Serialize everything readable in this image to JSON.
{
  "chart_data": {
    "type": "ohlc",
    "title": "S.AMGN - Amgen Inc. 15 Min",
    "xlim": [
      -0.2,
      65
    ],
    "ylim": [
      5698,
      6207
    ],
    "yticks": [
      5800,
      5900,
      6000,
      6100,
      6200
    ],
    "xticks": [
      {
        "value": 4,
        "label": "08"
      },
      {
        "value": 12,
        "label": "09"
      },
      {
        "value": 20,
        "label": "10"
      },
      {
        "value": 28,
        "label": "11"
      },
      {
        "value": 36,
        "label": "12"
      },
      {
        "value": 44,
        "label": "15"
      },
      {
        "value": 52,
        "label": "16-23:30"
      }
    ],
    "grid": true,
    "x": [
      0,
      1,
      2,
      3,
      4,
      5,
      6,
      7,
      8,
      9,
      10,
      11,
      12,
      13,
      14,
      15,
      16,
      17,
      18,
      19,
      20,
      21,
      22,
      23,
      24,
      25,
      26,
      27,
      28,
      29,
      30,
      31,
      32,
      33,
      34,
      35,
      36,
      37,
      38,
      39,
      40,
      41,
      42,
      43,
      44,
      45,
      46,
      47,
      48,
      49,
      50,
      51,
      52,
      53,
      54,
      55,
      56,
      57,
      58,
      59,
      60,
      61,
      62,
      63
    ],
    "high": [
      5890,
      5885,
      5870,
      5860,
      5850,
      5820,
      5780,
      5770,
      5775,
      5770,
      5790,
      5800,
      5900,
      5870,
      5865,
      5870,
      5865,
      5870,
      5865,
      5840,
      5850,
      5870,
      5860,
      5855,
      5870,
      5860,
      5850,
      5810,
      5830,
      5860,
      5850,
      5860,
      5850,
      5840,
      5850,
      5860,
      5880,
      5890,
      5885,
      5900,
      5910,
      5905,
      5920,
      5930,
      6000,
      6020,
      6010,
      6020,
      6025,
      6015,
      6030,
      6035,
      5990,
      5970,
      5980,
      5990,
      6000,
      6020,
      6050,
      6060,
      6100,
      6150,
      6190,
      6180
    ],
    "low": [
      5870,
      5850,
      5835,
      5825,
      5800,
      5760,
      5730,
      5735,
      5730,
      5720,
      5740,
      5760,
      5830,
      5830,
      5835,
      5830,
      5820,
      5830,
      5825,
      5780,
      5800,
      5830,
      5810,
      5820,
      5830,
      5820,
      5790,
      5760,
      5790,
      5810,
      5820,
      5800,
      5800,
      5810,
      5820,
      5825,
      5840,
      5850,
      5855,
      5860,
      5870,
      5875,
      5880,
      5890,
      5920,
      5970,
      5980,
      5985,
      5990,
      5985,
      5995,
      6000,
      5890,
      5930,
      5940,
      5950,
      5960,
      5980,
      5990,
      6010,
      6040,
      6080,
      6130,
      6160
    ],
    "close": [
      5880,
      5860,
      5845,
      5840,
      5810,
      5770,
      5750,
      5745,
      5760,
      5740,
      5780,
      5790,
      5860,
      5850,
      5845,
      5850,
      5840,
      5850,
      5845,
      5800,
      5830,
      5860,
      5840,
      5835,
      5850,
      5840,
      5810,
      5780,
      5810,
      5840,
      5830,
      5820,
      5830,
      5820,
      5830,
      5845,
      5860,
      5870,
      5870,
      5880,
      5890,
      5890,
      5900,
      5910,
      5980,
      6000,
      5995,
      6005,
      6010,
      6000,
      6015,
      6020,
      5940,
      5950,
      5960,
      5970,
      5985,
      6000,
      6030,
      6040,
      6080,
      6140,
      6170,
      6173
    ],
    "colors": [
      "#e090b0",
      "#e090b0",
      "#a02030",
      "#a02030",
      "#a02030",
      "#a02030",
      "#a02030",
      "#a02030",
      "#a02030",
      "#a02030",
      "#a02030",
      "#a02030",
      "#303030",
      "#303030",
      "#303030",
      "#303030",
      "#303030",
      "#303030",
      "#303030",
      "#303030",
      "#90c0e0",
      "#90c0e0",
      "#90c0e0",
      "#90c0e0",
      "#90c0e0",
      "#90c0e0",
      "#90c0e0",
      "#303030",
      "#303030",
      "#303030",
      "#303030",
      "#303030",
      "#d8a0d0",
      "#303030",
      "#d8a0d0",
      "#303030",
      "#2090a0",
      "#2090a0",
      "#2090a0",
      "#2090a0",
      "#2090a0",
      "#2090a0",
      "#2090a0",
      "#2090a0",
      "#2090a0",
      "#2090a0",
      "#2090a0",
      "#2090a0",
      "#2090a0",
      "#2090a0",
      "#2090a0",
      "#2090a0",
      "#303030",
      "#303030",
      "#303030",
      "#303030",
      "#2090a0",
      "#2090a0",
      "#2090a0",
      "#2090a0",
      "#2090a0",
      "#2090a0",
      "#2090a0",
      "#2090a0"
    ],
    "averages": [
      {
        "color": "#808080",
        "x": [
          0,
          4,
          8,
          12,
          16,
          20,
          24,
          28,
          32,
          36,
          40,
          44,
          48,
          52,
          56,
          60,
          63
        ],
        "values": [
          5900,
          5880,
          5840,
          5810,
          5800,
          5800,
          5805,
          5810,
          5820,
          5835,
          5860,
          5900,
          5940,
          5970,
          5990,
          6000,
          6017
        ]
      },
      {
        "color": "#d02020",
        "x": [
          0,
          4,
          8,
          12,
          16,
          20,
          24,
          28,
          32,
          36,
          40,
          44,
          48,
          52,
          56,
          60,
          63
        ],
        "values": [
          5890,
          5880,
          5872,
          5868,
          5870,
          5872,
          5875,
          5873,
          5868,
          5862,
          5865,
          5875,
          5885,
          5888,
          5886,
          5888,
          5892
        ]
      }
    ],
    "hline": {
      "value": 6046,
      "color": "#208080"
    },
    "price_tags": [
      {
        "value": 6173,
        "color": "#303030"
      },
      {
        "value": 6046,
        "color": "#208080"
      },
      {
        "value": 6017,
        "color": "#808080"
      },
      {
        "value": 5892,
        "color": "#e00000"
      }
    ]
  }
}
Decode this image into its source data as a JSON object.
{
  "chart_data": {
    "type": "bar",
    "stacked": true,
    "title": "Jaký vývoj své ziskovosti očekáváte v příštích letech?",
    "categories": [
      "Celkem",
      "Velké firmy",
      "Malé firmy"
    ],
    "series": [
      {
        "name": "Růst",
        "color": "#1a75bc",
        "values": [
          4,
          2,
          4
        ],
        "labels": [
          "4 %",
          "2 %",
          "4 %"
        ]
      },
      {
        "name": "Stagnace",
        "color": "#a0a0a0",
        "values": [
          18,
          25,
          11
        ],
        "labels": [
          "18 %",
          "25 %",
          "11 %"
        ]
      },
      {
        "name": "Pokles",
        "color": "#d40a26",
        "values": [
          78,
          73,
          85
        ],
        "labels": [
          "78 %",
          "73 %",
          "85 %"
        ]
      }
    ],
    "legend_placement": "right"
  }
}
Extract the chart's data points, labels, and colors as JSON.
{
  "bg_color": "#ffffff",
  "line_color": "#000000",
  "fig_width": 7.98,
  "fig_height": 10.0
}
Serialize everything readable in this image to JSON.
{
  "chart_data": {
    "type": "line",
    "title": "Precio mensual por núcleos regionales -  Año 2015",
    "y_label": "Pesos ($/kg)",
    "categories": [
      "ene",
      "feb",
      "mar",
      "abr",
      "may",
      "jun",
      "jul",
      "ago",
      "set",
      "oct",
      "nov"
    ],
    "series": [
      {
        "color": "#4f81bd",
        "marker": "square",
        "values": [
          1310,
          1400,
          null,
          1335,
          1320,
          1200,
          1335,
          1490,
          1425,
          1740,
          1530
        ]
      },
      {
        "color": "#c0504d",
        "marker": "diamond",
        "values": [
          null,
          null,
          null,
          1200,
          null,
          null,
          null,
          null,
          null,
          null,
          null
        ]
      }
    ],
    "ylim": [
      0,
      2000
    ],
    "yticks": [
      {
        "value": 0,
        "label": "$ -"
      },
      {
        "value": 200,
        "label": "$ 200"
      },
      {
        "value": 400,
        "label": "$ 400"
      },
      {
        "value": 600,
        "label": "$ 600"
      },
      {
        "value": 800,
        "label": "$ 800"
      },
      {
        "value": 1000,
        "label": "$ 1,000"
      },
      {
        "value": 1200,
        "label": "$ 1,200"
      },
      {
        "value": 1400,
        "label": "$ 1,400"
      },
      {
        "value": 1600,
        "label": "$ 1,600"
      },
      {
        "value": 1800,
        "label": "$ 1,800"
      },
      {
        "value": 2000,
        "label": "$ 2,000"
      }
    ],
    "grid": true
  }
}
• • • •
Brief - Go through the records and gather the lines that hold "title".

Written reply -
    "title": "S.AMGN - Amgen Inc. 15 Min",
    "title": "Jaký vývoj své ziskovosti očekáváte v příštích letech?",
    "title": "Precio mensual por núcleos regionales -  Año 2015",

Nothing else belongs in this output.